§ Directions: Look through the material below for "Gdyby". Copy every line that contains it.

§ Dataset extract:
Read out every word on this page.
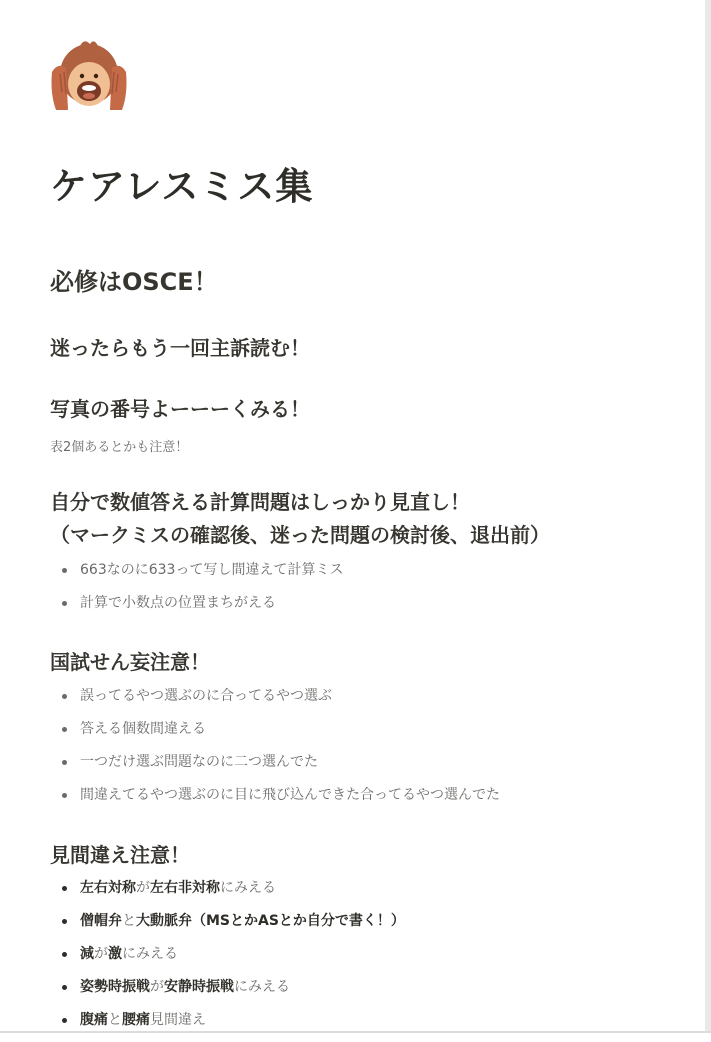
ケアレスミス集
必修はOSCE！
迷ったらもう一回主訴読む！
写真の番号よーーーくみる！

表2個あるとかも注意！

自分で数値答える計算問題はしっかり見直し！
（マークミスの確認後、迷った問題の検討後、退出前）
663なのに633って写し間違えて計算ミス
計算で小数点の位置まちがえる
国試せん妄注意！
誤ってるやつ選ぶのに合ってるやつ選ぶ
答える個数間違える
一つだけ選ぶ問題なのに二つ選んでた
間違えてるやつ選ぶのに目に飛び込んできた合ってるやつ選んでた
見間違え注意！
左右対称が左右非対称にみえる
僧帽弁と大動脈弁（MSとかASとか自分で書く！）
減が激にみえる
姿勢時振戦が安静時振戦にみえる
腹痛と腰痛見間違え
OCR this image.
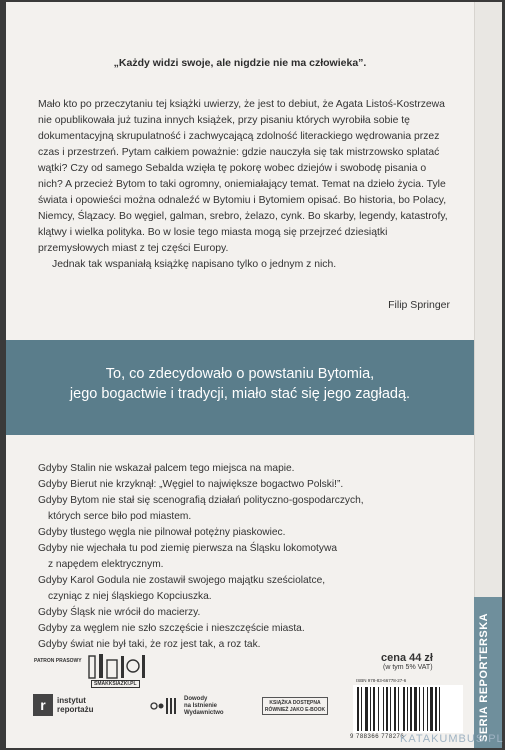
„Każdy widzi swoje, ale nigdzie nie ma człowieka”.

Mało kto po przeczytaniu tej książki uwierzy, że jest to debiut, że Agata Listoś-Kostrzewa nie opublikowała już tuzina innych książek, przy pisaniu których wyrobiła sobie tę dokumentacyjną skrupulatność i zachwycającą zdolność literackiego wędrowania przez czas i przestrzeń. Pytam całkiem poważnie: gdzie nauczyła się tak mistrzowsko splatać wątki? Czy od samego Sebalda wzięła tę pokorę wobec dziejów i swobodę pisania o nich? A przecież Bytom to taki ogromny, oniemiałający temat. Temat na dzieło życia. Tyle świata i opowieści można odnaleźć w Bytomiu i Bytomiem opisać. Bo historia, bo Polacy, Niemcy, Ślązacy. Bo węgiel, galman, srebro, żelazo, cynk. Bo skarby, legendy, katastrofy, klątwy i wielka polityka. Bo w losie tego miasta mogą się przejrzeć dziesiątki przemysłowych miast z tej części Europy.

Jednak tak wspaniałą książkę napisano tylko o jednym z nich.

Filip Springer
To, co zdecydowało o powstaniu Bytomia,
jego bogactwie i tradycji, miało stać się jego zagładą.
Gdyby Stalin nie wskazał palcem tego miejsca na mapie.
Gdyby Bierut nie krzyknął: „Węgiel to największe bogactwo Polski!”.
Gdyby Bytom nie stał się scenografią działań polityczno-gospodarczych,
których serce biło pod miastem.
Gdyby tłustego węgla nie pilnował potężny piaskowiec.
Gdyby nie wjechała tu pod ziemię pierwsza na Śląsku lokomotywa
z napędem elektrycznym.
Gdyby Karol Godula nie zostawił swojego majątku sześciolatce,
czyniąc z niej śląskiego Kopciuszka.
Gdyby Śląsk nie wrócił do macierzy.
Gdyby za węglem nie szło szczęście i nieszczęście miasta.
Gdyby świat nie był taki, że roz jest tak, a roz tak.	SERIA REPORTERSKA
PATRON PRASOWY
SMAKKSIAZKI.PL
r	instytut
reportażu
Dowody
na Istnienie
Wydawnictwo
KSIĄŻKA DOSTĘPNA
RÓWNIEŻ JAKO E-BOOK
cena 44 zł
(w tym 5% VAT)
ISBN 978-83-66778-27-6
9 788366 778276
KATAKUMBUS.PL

§ Answer to the task:
Gdyby Stalin nie wskazał palcem tego miejsca na mapie.
Gdyby Bierut nie krzyknął: „Węgiel to największe bogactwo Polski!”.
Gdyby Bytom nie stał się scenografią działań polityczno-gospodarczych,
Gdyby tłustego węgla nie pilnował potężny piaskowiec.
Gdyby nie wjechała tu pod ziemię pierwsza na Śląsku lokomotywa
Gdyby Karol Godula nie zostawił swojego majątku sześciolatce,
Gdyby Śląsk nie wrócił do macierzy.
Gdyby za węglem nie szło szczęście i nieszczęście miasta.
Gdyby świat nie był taki, że roz jest tak, a roz tak.	SERIA REPORTERSKA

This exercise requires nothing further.